Saved entries
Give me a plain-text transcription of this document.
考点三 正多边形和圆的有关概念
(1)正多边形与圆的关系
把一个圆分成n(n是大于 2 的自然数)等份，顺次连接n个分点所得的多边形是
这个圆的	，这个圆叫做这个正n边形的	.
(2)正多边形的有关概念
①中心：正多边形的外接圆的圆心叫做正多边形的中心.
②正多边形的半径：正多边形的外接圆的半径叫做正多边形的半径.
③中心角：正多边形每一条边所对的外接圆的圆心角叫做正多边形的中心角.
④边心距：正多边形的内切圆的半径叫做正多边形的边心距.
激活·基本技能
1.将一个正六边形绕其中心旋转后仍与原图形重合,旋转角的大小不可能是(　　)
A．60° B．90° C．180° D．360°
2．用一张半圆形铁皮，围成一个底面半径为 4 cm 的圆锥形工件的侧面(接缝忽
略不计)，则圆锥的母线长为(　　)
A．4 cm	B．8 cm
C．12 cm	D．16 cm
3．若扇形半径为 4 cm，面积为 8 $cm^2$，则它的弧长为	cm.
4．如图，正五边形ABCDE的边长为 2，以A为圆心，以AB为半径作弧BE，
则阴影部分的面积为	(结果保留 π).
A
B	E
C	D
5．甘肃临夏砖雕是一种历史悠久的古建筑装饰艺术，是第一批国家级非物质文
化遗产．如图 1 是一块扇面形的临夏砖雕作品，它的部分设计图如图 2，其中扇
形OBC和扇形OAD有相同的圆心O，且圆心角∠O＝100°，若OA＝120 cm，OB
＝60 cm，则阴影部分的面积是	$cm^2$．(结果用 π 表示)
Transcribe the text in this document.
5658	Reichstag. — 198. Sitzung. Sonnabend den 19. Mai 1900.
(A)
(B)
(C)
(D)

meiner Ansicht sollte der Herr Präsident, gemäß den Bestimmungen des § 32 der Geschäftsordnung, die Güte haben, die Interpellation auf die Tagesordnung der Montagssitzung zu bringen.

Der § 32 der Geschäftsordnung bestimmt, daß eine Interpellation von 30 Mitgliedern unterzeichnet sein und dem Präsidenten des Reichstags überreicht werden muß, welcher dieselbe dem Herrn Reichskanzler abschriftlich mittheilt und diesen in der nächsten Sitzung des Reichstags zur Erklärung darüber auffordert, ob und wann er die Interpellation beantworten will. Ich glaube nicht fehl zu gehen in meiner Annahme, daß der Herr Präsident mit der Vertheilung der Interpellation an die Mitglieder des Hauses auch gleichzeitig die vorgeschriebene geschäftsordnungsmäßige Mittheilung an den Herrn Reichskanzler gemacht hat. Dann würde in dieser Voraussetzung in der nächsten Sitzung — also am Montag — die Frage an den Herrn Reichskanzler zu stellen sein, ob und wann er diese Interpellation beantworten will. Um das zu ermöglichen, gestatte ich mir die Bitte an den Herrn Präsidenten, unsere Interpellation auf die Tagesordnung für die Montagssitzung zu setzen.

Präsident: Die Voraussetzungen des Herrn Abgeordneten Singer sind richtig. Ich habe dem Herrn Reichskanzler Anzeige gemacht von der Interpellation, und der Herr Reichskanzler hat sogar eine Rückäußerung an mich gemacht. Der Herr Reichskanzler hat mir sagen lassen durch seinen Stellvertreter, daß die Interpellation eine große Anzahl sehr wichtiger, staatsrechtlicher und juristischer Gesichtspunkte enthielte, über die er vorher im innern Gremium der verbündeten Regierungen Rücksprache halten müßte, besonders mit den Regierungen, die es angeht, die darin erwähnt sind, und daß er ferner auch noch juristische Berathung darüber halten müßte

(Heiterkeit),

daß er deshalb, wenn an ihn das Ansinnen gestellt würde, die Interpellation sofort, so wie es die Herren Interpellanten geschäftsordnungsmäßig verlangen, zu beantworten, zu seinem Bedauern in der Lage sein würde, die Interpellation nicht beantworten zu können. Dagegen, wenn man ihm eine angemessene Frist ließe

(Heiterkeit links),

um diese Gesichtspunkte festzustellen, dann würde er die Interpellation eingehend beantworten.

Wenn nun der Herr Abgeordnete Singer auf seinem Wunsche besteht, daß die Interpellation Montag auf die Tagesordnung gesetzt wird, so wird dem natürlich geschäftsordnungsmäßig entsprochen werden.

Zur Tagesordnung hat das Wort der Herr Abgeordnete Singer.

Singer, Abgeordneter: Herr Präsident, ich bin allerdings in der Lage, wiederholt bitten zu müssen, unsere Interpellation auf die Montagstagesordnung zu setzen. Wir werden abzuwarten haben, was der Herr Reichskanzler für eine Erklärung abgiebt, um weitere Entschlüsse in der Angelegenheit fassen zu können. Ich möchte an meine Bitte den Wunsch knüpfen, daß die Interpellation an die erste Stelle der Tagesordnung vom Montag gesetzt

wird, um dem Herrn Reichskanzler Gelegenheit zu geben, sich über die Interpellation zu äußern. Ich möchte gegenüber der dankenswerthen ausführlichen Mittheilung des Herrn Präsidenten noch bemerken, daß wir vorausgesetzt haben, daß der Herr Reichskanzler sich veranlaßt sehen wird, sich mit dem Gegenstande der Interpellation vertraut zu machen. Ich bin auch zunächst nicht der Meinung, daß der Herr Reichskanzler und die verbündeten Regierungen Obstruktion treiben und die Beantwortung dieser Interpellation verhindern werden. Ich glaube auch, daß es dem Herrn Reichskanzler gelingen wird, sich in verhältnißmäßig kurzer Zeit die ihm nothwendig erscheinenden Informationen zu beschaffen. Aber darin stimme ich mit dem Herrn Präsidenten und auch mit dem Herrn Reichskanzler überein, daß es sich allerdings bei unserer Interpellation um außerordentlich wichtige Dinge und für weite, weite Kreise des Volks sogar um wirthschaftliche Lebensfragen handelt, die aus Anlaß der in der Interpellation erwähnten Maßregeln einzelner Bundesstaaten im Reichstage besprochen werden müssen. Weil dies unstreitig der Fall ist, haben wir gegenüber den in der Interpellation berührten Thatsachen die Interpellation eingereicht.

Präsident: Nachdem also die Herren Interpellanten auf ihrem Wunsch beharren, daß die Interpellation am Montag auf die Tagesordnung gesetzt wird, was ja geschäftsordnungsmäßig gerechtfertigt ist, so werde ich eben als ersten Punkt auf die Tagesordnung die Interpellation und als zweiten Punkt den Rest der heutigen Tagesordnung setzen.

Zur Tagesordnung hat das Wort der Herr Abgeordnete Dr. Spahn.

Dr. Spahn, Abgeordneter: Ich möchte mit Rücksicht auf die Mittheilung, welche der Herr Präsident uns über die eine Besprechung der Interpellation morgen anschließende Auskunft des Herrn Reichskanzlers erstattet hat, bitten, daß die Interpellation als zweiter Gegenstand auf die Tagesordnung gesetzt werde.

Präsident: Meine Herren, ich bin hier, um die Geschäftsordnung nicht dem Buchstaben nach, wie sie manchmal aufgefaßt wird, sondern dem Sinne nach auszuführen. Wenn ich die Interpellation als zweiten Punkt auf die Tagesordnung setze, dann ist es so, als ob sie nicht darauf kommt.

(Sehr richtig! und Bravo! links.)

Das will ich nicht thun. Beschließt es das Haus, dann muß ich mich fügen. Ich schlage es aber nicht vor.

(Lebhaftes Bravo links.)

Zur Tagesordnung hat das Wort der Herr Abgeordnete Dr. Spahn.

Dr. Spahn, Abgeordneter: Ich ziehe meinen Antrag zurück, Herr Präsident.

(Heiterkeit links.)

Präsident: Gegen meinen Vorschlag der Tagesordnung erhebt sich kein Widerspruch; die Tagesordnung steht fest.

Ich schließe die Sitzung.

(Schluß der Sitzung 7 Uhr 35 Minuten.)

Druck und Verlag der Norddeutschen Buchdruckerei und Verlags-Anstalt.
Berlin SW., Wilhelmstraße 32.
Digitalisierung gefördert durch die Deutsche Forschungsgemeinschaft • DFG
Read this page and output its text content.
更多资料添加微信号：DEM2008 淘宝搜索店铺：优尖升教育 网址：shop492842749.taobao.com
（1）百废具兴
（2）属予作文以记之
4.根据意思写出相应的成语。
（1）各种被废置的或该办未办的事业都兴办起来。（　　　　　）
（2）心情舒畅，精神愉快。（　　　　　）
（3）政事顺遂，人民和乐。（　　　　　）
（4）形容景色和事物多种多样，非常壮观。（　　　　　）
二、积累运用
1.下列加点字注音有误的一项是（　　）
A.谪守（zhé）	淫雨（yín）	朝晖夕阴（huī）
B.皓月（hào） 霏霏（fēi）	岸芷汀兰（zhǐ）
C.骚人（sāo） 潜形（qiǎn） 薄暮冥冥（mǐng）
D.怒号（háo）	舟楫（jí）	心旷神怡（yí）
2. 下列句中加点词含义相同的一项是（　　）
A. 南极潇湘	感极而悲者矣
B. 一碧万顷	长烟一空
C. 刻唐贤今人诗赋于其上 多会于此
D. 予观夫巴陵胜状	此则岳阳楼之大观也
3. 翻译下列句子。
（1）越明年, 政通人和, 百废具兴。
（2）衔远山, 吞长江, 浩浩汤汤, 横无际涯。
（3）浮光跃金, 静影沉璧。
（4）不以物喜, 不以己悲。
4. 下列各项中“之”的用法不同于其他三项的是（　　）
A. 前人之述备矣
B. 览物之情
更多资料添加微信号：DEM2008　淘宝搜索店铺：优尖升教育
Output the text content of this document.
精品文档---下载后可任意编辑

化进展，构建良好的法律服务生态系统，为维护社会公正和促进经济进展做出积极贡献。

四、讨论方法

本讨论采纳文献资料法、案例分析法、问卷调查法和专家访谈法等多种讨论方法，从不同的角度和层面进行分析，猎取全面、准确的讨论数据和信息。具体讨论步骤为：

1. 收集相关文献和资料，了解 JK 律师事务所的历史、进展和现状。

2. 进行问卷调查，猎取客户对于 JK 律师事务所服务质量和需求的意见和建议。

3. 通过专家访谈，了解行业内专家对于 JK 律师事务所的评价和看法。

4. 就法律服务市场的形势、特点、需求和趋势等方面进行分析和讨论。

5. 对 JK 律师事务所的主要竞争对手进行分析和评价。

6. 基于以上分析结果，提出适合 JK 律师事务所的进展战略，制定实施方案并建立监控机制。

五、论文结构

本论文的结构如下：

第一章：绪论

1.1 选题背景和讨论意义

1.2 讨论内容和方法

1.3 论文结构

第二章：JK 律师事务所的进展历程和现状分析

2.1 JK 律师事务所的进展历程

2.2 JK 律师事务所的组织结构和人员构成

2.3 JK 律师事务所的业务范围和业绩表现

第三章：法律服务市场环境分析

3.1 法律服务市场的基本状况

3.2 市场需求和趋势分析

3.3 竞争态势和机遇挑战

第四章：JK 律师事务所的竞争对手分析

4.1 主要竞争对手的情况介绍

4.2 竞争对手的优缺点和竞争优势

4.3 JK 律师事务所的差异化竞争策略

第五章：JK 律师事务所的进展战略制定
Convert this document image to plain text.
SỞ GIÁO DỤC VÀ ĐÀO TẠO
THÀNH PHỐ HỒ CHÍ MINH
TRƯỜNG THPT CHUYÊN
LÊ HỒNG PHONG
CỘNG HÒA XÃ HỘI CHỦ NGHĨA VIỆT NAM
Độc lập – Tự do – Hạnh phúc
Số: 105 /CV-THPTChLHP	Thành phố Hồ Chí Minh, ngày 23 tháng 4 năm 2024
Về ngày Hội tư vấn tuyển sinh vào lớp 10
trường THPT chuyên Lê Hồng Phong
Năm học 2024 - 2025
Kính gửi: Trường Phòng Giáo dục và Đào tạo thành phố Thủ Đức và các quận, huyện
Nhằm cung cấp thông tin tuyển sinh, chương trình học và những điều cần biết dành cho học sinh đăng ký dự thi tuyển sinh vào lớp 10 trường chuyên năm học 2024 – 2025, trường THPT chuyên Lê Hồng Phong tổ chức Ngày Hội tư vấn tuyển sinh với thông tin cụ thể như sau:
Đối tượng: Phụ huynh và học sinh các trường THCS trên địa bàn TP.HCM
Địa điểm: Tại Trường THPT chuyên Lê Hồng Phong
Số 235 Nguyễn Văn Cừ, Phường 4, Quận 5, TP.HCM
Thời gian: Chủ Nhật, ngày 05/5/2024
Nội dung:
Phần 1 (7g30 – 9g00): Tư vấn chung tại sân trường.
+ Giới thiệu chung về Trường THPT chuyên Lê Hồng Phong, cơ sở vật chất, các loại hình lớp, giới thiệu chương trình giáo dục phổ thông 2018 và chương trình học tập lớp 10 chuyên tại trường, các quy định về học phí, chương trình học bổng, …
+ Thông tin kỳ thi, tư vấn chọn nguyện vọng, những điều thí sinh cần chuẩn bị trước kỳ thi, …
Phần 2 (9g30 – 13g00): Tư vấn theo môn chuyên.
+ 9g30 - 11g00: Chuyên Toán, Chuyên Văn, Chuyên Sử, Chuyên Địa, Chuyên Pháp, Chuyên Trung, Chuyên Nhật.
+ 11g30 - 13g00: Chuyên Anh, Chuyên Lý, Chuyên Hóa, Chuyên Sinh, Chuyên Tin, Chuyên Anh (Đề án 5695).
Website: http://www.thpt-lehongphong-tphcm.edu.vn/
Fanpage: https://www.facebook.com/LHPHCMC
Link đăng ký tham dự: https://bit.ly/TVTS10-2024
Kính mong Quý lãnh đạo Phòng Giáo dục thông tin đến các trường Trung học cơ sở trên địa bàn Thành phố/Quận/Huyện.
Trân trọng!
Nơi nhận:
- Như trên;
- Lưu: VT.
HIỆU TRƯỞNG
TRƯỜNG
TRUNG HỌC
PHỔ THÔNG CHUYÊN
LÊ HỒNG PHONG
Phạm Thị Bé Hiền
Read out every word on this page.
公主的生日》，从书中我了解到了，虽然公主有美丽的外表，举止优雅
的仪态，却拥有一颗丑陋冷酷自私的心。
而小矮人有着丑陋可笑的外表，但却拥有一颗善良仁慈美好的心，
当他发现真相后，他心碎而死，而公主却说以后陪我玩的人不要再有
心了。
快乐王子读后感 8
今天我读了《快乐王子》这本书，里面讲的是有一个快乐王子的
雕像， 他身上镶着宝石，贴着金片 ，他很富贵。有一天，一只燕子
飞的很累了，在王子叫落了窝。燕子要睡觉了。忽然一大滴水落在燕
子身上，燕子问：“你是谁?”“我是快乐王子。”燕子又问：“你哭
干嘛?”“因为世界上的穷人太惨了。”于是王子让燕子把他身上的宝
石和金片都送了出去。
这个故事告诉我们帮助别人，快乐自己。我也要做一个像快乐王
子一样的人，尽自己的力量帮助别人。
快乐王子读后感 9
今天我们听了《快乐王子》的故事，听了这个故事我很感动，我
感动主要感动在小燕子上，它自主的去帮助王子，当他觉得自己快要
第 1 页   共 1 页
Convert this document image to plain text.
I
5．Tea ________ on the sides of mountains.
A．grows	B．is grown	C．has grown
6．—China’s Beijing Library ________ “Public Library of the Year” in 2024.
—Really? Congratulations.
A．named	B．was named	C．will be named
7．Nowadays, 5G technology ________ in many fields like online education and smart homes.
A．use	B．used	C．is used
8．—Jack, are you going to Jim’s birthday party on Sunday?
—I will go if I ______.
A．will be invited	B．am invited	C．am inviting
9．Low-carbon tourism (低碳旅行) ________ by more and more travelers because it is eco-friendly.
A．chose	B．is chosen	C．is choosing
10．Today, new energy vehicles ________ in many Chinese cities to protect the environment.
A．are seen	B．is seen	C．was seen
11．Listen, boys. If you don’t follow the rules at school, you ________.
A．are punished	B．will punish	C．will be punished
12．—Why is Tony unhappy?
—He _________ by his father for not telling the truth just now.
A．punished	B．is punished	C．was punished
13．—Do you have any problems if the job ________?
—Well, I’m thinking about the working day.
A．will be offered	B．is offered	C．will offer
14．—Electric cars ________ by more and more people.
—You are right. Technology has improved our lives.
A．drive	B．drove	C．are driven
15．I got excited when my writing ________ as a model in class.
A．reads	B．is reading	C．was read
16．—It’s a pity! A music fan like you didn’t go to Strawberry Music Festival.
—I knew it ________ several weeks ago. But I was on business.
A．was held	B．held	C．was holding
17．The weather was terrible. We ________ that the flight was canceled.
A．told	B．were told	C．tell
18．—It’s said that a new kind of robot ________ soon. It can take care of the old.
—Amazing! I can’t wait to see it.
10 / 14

# EXERCISE BRIEF
Show every line in the records above that contains the word "chương".

# WRITTEN REPLY
Nhằm cung cấp thông tin tuyển sinh, chương trình học và những điều cần biết dành cho học sinh đăng ký dự thi tuyển sinh vào lớp 10 trường chuyên năm học 2024 – 2025, trường THPT chuyên Lê Hồng Phong tổ chức Ngày Hội tư vấn tuyển sinh với thông tin cụ thể như sau:
+ Giới thiệu chung về Trường THPT chuyên Lê Hồng Phong, cơ sở vật chất, các loại hình lớp, giới thiệu chương trình giáo dục phổ thông 2018 và chương trình học tập lớp 10 chuyên tại trường, các quy định về học phí, chương trình học bổng, …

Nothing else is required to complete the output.